Given problem:
Pull out each line in the entries below that contains the string "gradient", and copy those lines unchanged.

Source records:
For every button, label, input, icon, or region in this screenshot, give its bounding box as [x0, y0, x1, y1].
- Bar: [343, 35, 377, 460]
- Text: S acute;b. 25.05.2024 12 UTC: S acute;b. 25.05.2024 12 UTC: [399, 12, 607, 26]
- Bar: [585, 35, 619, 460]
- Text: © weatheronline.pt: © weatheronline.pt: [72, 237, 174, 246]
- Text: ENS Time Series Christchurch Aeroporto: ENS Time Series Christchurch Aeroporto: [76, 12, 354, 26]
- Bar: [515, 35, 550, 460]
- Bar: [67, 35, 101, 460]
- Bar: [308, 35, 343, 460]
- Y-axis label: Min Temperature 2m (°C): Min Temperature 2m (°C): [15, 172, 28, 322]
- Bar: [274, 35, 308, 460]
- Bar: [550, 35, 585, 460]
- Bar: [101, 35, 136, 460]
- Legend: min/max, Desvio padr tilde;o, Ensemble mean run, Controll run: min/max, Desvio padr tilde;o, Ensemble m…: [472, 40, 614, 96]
---
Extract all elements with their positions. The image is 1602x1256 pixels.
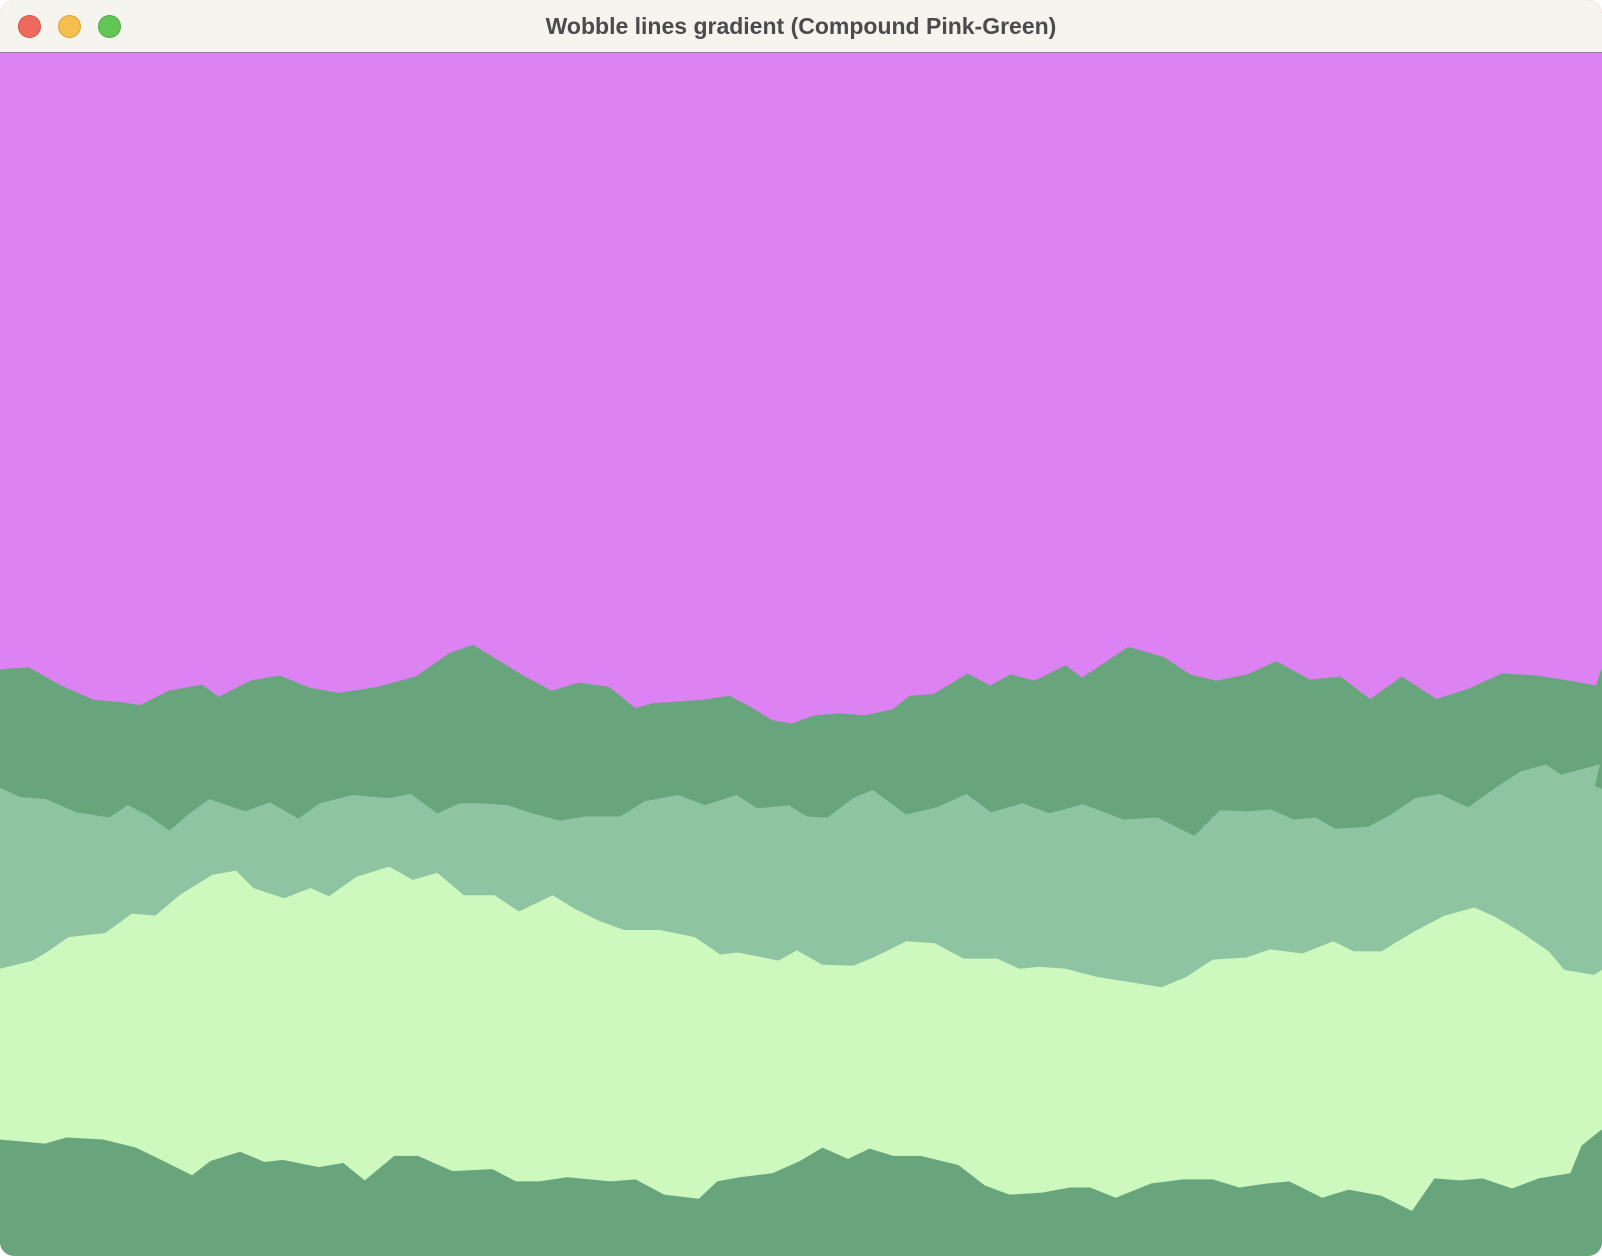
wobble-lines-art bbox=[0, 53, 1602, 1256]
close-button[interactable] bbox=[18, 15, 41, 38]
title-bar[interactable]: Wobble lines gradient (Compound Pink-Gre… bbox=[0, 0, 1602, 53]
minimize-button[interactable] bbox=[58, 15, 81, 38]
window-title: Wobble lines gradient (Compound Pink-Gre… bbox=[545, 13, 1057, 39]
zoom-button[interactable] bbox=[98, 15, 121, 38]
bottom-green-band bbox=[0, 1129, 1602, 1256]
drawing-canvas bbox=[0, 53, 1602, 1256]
...
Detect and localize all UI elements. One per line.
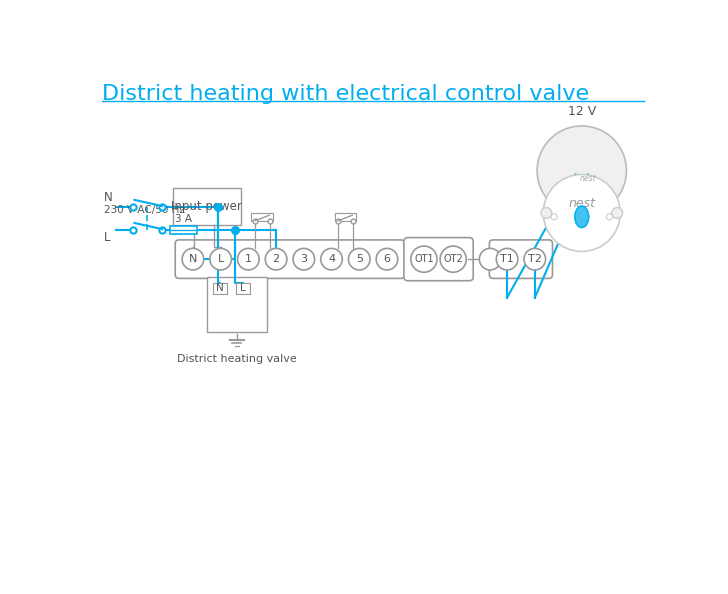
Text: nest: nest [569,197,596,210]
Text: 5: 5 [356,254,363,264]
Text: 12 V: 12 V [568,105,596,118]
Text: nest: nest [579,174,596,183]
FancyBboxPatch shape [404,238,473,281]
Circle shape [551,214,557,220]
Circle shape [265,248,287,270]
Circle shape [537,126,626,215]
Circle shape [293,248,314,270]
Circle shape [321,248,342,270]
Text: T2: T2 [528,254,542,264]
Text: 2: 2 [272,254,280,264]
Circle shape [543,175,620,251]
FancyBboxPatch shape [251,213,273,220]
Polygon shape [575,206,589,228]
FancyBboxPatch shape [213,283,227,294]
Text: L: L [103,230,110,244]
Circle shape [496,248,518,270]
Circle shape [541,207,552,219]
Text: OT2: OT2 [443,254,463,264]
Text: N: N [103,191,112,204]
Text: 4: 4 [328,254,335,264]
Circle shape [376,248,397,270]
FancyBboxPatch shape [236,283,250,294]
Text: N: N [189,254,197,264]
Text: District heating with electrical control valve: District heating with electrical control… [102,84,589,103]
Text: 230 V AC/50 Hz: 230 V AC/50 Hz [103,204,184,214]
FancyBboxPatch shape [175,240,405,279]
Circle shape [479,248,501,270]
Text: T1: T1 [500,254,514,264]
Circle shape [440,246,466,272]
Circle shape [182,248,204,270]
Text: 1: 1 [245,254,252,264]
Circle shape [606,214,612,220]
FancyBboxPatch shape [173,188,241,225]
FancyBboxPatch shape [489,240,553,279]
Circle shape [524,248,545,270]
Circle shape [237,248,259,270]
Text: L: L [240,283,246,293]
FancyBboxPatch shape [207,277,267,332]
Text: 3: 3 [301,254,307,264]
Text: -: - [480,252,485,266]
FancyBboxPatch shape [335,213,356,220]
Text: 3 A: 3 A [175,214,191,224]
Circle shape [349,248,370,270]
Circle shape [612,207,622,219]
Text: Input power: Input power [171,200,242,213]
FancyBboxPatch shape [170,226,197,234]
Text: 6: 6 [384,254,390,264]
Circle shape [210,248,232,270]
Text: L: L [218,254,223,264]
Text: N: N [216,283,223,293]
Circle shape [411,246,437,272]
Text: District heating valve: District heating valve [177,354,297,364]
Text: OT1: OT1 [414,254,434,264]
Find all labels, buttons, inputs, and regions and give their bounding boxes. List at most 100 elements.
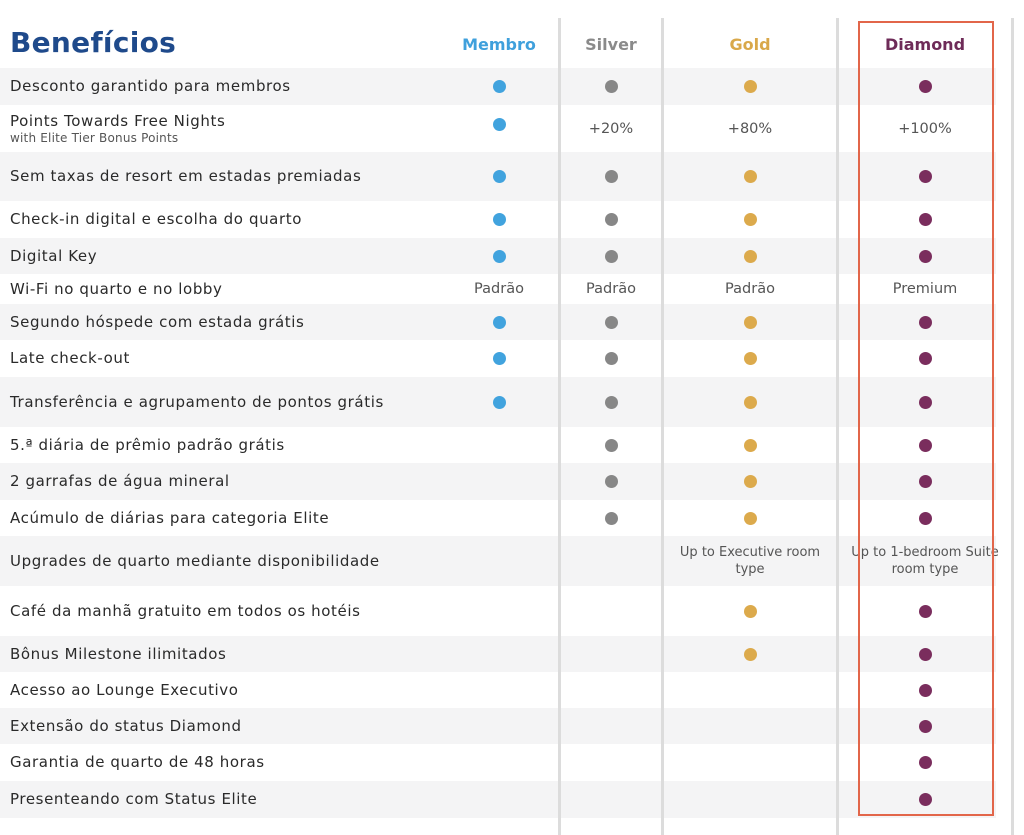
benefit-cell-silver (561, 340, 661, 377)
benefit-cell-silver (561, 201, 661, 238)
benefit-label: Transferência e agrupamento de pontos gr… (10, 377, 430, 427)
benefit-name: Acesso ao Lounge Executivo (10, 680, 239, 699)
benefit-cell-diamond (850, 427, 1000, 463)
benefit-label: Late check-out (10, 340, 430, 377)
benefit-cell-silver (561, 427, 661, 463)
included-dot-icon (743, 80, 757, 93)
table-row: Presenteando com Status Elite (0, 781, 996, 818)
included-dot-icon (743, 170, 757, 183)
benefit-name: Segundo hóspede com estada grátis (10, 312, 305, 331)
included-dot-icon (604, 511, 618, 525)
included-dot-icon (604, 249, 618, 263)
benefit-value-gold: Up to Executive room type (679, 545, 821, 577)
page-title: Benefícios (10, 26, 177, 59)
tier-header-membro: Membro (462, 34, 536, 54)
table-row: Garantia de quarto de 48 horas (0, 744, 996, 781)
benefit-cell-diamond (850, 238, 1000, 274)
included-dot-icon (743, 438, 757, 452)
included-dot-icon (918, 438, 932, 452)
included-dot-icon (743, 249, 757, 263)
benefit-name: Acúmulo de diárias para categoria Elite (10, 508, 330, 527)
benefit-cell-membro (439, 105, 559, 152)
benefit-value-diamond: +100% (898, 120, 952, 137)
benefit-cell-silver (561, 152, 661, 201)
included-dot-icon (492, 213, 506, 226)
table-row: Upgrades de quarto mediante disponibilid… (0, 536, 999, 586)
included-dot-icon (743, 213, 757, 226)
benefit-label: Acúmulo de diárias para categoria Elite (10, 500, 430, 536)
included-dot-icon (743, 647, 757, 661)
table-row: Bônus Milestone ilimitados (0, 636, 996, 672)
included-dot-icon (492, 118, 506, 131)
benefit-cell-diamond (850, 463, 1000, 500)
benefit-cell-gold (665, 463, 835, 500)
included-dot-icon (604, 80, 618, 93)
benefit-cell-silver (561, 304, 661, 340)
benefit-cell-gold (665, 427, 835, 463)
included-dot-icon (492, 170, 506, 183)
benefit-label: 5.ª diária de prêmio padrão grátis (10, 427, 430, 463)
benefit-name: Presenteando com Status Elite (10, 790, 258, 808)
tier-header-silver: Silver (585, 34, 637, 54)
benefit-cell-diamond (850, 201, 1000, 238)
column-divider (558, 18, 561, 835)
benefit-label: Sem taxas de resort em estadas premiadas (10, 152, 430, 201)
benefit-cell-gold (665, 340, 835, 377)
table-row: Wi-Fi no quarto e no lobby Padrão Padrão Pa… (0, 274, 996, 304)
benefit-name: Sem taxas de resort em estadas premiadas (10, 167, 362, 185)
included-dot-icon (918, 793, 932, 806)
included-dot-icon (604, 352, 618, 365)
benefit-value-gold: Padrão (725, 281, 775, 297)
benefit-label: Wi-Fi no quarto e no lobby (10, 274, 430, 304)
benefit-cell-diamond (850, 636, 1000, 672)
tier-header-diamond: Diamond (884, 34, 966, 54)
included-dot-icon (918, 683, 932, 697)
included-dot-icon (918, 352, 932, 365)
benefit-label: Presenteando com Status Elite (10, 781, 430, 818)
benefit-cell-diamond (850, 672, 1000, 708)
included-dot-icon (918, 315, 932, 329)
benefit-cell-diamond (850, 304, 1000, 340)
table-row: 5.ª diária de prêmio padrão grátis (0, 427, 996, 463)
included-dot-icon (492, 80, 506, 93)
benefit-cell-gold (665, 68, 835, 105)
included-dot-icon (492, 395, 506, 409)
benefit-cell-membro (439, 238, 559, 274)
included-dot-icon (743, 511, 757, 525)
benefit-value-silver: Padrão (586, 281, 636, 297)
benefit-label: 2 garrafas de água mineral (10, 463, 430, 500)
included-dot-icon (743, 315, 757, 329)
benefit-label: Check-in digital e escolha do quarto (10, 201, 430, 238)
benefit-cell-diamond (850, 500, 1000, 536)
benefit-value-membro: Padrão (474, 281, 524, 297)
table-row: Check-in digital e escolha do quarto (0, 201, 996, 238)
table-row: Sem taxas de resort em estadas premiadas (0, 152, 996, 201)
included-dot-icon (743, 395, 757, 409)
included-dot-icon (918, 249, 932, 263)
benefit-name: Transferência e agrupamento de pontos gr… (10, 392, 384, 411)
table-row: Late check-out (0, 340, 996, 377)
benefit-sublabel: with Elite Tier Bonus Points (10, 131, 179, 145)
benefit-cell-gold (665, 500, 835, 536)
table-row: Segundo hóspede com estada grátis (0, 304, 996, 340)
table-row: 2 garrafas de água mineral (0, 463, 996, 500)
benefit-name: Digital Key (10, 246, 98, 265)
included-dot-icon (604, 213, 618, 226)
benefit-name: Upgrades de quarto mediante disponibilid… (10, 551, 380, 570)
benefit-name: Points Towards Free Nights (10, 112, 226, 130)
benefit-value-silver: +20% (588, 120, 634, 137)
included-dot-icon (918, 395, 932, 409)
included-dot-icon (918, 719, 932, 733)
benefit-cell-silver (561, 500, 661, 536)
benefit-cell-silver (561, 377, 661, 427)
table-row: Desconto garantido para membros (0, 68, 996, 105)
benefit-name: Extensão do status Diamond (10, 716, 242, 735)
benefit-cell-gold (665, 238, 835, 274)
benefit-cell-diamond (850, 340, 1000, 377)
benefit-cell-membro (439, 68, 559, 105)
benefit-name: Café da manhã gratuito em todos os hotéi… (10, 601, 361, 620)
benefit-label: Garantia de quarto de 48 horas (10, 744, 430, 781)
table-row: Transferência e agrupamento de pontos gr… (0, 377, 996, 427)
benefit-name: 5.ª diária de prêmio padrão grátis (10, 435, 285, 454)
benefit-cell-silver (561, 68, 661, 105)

Output of the task:
title-bar[interactable]: Wobble lines gradient (Compound Pink-Gre… bbox=[0, 0, 1602, 53]
window-title: Wobble lines gradient (Compound Pink-Gre… bbox=[545, 13, 1057, 39]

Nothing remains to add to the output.